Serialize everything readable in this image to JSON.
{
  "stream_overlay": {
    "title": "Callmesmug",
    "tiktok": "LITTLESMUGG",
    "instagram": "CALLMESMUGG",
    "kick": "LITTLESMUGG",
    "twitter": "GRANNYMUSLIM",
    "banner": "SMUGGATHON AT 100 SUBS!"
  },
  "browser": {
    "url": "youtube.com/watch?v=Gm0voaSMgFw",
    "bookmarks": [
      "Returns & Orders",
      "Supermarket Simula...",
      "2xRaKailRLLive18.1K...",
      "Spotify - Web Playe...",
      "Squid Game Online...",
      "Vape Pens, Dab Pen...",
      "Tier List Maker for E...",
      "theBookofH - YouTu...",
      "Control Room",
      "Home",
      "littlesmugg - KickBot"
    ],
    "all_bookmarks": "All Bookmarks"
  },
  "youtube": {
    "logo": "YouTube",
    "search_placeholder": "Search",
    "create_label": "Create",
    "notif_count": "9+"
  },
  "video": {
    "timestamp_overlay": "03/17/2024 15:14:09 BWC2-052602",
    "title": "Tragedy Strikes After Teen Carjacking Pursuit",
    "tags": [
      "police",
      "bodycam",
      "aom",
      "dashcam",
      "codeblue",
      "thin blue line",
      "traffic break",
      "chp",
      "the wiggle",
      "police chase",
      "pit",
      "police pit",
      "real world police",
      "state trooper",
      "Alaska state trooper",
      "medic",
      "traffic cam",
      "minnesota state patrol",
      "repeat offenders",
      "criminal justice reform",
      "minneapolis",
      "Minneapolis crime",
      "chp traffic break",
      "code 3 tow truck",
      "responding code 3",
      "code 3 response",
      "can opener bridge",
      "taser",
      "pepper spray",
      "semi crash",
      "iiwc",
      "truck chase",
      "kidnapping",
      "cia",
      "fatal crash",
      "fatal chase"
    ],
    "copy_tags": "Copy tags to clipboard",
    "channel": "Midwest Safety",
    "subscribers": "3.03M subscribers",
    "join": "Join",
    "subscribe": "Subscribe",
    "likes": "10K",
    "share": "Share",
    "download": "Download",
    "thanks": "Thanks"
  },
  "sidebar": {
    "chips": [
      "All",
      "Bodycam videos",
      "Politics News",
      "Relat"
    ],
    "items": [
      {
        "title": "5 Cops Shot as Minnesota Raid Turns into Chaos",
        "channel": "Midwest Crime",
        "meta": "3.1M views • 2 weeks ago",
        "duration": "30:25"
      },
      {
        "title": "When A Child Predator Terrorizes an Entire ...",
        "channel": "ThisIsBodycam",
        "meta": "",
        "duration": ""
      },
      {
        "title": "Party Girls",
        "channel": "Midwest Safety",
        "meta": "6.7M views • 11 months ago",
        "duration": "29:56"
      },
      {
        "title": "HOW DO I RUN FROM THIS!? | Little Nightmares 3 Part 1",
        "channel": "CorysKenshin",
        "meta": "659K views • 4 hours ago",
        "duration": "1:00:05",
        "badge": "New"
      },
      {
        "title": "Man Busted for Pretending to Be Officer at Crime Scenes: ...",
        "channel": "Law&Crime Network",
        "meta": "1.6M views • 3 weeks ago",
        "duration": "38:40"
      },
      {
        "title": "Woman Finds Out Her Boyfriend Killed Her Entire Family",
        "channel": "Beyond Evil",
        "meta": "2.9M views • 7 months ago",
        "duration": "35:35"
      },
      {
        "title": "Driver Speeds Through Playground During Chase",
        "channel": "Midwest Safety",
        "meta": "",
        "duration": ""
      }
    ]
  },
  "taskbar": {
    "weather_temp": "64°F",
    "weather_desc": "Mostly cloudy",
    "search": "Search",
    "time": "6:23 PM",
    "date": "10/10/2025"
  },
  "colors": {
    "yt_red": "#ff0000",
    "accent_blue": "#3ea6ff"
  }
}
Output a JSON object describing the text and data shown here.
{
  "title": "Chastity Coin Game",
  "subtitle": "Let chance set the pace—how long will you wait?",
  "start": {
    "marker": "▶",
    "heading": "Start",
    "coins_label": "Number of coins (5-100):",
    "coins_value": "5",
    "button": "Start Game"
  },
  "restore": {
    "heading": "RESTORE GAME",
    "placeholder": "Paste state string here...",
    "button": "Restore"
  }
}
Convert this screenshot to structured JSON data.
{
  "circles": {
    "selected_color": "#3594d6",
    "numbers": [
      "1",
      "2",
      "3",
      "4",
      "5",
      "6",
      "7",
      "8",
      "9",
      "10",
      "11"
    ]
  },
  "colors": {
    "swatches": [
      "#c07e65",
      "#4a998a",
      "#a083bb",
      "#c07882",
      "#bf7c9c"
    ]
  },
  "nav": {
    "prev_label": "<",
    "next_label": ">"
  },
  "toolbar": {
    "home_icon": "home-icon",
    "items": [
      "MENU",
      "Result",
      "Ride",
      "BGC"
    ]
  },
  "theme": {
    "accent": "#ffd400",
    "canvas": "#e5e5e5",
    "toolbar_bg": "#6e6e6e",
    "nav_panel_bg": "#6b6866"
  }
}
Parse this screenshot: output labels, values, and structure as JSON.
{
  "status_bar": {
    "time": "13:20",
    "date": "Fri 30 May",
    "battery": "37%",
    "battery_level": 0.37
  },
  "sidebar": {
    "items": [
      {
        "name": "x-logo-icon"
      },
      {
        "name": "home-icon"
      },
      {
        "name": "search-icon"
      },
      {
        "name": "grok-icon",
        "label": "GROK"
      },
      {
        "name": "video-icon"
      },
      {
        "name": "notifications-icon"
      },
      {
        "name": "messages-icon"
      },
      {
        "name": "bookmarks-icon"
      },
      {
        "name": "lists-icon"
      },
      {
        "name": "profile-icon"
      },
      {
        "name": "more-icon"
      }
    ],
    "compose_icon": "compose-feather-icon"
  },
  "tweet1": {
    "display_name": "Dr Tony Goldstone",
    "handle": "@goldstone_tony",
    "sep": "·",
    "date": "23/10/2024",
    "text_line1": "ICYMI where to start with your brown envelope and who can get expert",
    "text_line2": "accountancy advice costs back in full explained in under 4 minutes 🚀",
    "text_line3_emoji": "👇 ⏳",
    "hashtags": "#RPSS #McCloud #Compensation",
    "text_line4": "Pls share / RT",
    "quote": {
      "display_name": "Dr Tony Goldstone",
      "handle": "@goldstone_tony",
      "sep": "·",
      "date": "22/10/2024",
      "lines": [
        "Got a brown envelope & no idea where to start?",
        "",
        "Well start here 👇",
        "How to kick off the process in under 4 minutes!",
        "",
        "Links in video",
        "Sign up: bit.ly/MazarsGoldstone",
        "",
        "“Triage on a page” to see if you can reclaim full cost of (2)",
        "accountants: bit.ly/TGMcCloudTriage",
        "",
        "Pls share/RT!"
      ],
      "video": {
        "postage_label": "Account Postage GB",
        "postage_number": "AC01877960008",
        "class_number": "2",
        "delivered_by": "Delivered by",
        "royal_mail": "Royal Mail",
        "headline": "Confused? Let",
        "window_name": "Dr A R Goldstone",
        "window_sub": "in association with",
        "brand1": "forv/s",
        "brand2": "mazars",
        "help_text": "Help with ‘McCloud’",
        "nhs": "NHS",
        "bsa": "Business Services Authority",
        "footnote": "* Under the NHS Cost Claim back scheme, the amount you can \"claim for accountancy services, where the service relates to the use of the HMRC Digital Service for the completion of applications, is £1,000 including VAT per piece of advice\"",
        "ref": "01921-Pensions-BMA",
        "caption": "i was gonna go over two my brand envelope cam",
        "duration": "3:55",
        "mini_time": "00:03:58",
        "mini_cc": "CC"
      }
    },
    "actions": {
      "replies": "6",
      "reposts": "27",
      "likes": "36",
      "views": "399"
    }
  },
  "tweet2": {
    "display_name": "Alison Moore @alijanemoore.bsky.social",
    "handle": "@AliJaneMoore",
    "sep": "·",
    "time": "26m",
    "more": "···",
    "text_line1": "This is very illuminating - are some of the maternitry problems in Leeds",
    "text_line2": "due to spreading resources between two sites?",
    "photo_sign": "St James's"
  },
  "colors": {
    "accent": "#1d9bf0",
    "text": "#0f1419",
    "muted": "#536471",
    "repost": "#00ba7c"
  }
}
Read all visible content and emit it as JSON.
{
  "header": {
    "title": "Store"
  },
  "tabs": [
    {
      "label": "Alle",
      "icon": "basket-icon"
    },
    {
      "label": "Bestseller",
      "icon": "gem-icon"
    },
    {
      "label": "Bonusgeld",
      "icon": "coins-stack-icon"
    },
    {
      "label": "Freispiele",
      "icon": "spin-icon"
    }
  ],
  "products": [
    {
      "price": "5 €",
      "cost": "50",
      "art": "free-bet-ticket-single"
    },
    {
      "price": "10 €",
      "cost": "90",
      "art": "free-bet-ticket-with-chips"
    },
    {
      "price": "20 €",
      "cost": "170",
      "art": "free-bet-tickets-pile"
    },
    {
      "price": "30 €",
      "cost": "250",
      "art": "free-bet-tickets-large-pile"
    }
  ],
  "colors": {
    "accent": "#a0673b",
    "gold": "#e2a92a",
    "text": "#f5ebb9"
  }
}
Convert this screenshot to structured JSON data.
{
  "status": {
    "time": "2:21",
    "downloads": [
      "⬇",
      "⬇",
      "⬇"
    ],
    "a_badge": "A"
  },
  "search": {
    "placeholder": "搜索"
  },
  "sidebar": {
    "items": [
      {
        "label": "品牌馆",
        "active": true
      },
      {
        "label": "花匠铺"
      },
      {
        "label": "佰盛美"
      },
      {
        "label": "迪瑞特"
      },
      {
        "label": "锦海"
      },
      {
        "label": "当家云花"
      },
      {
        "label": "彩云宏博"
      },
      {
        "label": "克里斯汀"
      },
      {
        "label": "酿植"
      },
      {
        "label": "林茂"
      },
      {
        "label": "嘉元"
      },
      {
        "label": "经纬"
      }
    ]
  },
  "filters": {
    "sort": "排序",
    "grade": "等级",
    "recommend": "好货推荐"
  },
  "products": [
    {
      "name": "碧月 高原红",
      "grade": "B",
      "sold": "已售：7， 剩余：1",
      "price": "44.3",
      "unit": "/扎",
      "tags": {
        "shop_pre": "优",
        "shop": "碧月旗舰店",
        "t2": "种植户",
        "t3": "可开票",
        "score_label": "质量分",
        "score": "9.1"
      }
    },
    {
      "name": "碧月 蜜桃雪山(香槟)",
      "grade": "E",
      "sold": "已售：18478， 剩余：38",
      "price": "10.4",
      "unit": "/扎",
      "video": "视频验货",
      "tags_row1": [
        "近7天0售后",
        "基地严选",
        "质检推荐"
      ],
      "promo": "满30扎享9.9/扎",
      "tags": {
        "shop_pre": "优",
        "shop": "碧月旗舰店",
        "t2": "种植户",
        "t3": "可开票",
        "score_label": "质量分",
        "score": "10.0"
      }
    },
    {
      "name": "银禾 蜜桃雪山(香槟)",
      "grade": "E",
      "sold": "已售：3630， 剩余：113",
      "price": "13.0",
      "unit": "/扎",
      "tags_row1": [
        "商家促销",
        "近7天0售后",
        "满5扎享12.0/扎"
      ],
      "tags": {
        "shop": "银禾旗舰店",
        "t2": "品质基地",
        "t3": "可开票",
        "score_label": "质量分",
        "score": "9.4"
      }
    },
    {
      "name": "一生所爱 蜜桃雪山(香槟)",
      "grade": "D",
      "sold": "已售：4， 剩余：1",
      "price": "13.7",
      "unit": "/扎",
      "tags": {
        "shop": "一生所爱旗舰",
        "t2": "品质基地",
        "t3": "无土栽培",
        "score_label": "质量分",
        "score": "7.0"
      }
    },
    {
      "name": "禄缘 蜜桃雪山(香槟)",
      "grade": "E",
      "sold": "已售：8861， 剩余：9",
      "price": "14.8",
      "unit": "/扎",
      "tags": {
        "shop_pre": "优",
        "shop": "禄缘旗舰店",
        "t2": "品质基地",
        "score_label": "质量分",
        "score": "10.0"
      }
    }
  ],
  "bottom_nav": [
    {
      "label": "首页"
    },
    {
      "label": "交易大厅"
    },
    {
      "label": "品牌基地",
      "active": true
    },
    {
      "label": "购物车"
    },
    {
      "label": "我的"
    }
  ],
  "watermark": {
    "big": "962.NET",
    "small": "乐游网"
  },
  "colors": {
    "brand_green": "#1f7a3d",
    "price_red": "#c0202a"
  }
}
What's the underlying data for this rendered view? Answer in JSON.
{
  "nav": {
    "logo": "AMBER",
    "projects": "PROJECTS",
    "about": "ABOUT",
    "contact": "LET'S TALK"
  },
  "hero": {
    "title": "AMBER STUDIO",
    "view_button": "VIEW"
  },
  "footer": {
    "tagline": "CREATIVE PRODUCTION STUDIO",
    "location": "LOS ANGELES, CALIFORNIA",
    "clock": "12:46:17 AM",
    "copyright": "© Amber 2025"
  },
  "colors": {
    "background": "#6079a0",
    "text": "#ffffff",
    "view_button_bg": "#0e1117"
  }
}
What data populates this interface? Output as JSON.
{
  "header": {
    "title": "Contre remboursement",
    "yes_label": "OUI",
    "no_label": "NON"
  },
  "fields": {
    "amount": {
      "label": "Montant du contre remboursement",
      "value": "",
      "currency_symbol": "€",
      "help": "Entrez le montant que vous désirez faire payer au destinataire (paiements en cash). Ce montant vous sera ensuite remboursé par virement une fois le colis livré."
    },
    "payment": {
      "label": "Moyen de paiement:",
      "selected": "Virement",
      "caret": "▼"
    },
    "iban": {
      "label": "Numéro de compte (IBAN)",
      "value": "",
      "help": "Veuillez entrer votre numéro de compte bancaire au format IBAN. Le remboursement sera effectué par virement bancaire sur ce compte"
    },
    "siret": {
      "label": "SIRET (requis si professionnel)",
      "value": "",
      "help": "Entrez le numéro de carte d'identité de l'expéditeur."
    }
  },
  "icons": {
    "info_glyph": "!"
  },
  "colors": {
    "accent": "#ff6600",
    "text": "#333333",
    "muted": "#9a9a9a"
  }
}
□ □ □ □ □ □ □
With both ends included, please retype exactly the lines from the line containing "What's the underlying" to the final line of the data.

## [Task solution]
What's the underlying data for this rendered view? Answer in JSON.
{
  "nav": {
    "logo": "AMBER",
    "projects": "PROJECTS",
    "about": "ABOUT",
    "contact": "LET'S TALK"
  },
  "hero": {
    "title": "AMBER STUDIO",
    "view_button": "VIEW"
  },
  "footer": {
    "tagline": "CREATIVE PRODUCTION STUDIO",
    "location": "LOS ANGELES, CALIFORNIA",
    "clock": "12:46:17 AM",
    "copyright": "© Amber 2025"
  },
  "colors": {
    "background": "#6079a0",
    "text": "#ffffff",
    "view_button_bg": "#0e1117"
  }
}
What data populates this interface? Output as JSON.
{
  "header": {
    "title": "Contre remboursement",
    "yes_label": "OUI",
    "no_label": "NON"
  },
  "fields": {
    "amount": {
      "label": "Montant du contre remboursement",
      "value": "",
      "currency_symbol": "€",
      "help": "Entrez le montant que vous désirez faire payer au destinataire (paiements en cash). Ce montant vous sera ensuite remboursé par virement une fois le colis livré."
    },
    "payment": {
      "label": "Moyen de paiement:",
      "selected": "Virement",
      "caret": "▼"
    },
    "iban": {
      "label": "Numéro de compte (IBAN)",
      "value": "",
      "help": "Veuillez entrer votre numéro de compte bancaire au format IBAN. Le remboursement sera effectué par virement bancaire sur ce compte"
    },
    "siret": {
      "label": "SIRET (requis si professionnel)",
      "value": "",
      "help": "Entrez le numéro de carte d'identité de l'expéditeur."
    }
  },
  "icons": {
    "info_glyph": "!"
  },
  "colors": {
    "accent": "#ff6600",
    "text": "#333333",
    "muted": "#9a9a9a"
  }
}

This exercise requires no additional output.